Update the items below by changing every "protective tube" to "guard tube", keeping everything else the same.

Layout records:
_ _ _ _

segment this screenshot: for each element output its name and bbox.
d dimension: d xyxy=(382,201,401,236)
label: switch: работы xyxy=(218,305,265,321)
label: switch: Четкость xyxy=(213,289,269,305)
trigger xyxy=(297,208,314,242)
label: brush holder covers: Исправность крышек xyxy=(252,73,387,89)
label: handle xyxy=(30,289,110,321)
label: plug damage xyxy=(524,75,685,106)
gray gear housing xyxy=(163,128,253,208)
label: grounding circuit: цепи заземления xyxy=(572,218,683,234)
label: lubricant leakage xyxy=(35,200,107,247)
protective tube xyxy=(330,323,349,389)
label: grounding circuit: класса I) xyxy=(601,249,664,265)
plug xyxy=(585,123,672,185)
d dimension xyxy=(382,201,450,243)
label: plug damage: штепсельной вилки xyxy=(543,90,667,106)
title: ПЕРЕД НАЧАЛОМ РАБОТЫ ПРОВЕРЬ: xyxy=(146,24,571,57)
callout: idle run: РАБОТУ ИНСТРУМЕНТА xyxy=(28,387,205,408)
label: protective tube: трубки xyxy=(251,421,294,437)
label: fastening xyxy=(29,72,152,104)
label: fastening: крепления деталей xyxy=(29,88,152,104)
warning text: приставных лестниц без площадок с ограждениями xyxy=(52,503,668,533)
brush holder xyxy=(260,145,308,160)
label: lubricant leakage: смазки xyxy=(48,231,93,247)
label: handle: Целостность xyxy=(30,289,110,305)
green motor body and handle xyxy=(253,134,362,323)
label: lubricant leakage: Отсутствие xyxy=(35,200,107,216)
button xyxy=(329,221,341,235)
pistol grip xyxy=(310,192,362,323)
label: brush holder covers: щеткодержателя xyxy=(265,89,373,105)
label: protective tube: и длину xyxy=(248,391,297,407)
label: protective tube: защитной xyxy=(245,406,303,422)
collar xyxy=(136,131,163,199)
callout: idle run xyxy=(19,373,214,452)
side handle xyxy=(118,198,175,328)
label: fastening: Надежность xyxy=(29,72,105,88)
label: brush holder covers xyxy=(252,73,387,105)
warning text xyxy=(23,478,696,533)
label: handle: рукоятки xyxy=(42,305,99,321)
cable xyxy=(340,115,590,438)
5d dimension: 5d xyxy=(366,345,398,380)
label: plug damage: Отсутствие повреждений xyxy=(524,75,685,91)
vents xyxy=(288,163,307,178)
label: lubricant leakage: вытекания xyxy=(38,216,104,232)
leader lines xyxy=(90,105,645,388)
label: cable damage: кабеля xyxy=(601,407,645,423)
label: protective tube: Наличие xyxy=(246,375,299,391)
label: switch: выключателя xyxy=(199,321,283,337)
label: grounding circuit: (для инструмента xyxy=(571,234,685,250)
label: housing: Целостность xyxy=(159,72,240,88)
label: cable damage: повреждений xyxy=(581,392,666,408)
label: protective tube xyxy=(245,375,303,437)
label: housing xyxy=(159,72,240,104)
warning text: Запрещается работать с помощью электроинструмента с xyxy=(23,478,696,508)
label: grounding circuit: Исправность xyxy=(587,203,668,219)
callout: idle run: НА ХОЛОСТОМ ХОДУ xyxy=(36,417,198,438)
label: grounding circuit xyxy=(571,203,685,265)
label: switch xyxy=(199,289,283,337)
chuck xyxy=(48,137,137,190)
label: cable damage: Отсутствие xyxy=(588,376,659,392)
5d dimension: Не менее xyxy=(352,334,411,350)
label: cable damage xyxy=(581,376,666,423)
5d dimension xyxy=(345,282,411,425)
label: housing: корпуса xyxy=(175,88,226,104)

_ _ _ _

PROBLEM SOLUTION:
segment this screenshot: for each element output its name and bbox.
d dimension: d xyxy=(382,201,401,236)
label: switch: работы xyxy=(218,305,265,321)
label: switch: Четкость xyxy=(213,289,269,305)
trigger xyxy=(297,208,314,242)
label: brush holder covers: Исправность крышек xyxy=(252,73,387,89)
label: handle xyxy=(30,289,110,321)
label: plug damage xyxy=(524,75,685,106)
gray gear housing xyxy=(163,128,253,208)
label: grounding circuit: цепи заземления xyxy=(572,218,683,234)
label: lubricant leakage xyxy=(35,200,107,247)
guard tube xyxy=(330,323,349,389)
label: grounding circuit: класса I) xyxy=(601,249,664,265)
plug xyxy=(585,123,672,185)
d dimension xyxy=(382,201,450,243)
label: plug damage: штепсельной вилки xyxy=(543,90,667,106)
title: ПЕРЕД НАЧАЛОМ РАБОТЫ ПРОВЕРЬ: xyxy=(146,24,571,57)
callout: idle run: РАБОТУ ИНСТРУМЕНТА xyxy=(28,387,205,408)
label: guard tube: трубки xyxy=(251,421,294,437)
label: fastening xyxy=(29,72,152,104)
label: fastening: крепления деталей xyxy=(29,88,152,104)
warning text: приставных лестниц без площадок с ограждениями xyxy=(52,503,668,533)
brush holder xyxy=(260,145,308,160)
label: lubricant leakage: смазки xyxy=(48,231,93,247)
label: handle: Целостность xyxy=(30,289,110,305)
green motor body and handle xyxy=(253,134,362,323)
label: lubricant leakage: Отсутствие xyxy=(35,200,107,216)
button xyxy=(329,221,341,235)
pistol grip xyxy=(310,192,362,323)
label: brush holder covers: щеткодержателя xyxy=(265,89,373,105)
label: guard tube: и длину xyxy=(248,391,297,407)
label: guard tube: защитной xyxy=(245,406,303,422)
collar xyxy=(136,131,163,199)
callout: idle run xyxy=(19,373,214,452)
side handle xyxy=(118,198,175,328)
label: fastening: Надежность xyxy=(29,72,105,88)
label: brush holder covers xyxy=(252,73,387,105)
warning text xyxy=(23,478,696,533)
label: handle: рукоятки xyxy=(42,305,99,321)
cable xyxy=(340,115,590,438)
5d dimension: 5d xyxy=(366,345,398,380)
label: plug damage: Отсутствие повреждений xyxy=(524,75,685,91)
vents xyxy=(288,163,307,178)
label: lubricant leakage: вытекания xyxy=(38,216,104,232)
leader lines xyxy=(90,105,645,388)
label: cable damage: кабеля xyxy=(601,407,645,423)
label: guard tube: Наличие xyxy=(246,375,299,391)
label: switch: выключателя xyxy=(199,321,283,337)
label: grounding circuit: (для инструмента xyxy=(571,234,685,250)
label: housing: Целостность xyxy=(159,72,240,88)
label: cable damage: повреждений xyxy=(581,392,666,408)
label: guard tube xyxy=(245,375,303,437)
label: housing xyxy=(159,72,240,104)
warning text: Запрещается работать с помощью электроинструмента с xyxy=(23,478,696,508)
label: grounding circuit: Исправность xyxy=(587,203,668,219)
callout: idle run: НА ХОЛОСТОМ ХОДУ xyxy=(36,417,198,438)
label: grounding circuit xyxy=(571,203,685,265)
label: switch xyxy=(199,289,283,337)
chuck xyxy=(48,137,137,190)
label: cable damage: Отсутствие xyxy=(588,376,659,392)
5d dimension: Не менее xyxy=(352,334,411,350)
label: cable damage xyxy=(581,376,666,423)
5d dimension xyxy=(345,282,411,425)
label: housing: корпуса xyxy=(175,88,226,104)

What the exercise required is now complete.